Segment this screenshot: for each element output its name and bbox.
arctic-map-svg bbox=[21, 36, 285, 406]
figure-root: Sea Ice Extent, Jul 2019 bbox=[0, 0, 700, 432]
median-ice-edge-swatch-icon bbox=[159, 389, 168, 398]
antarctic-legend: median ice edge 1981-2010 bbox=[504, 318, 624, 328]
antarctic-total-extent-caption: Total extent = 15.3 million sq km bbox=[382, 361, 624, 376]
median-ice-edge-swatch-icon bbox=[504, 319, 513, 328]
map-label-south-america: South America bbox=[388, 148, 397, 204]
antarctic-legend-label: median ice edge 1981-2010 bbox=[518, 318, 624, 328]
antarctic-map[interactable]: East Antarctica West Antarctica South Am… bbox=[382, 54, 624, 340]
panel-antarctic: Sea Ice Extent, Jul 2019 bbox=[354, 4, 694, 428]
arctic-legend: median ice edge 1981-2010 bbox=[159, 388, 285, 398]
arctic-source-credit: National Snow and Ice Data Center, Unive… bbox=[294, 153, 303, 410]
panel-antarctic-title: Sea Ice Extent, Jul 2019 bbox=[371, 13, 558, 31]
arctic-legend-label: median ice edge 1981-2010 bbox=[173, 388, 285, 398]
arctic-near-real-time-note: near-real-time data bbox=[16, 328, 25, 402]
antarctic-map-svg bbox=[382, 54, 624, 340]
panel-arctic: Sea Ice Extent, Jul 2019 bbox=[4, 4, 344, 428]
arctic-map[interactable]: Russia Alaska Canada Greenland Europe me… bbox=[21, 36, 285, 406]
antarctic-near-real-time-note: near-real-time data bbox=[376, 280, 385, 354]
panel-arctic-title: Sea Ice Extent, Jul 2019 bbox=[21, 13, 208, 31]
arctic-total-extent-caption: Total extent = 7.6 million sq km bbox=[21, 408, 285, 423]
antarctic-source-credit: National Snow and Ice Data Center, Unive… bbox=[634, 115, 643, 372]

==

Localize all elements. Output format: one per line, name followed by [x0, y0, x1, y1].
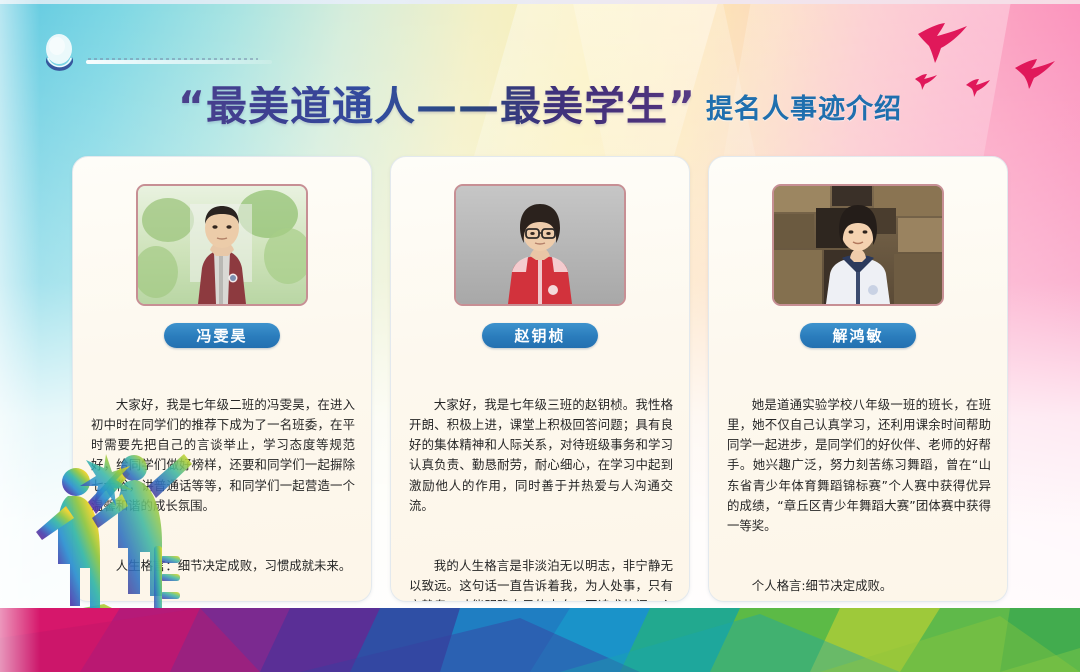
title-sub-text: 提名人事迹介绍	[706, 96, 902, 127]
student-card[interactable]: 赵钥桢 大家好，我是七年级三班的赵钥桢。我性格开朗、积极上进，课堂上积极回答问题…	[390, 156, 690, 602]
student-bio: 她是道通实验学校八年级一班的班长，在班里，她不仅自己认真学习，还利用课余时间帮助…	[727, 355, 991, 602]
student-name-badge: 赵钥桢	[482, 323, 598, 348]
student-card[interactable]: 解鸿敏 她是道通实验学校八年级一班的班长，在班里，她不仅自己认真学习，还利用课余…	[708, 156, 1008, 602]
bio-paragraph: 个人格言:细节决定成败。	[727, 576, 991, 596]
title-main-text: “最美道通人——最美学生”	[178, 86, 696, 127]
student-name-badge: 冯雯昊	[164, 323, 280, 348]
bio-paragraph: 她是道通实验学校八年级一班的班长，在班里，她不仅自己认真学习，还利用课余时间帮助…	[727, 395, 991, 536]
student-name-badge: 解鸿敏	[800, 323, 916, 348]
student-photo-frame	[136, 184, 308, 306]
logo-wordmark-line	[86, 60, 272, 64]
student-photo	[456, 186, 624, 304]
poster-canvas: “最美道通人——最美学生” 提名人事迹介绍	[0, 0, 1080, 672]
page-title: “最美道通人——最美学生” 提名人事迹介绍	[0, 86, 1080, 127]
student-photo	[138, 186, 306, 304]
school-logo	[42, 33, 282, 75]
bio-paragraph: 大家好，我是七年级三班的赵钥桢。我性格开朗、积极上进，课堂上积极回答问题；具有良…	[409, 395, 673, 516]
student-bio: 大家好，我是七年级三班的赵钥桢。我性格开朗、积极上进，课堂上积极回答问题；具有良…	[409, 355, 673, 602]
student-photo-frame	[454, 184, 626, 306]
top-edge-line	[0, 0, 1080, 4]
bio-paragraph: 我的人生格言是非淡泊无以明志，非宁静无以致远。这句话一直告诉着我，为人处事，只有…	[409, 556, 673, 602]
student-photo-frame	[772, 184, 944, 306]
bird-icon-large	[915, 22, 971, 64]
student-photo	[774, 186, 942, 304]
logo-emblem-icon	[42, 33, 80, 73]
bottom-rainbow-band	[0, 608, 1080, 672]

■ **SHORT PROBLEM**
Rewrite the items above as a JSON list of strings, one string per line and no blank lines, starting with the line that contains "96, 902, 127]" and running through the line that contains "86, 696, 127]".

■ **FINAL RESULT**
[
  "title-sub-text: 提名人事迹介绍\t[706, 96, 902, 127]",
  "student-card[interactable]: 赵钥桢 大家好，我是七年级三班的赵钥桢。我性格开朗、积极上进，课堂上积极回答问题…\t[390, 156, 690, 602]",
  "student-bio: 她是道通实验学校八年级一班的班长，在班里，她不仅自己认真学习，还利用课余时间帮助…\t[727, 355, 991, 602]",
  "student-name-badge: 赵钥桢\t[482, 323, 598, 348]",
  "student-card[interactable]: 解鸿敏 她是道通实验学校八年级一班的班长，在班里，她不仅自己认真学习，还利用课余…\t[708, 156, 1008, 602]",
  "bio-paragraph: 个人格言:细节决定成败。\t[727, 576, 991, 596]",
  "title-main-text: “最美道通人——最美学生”\t[178, 86, 696, 127]"
]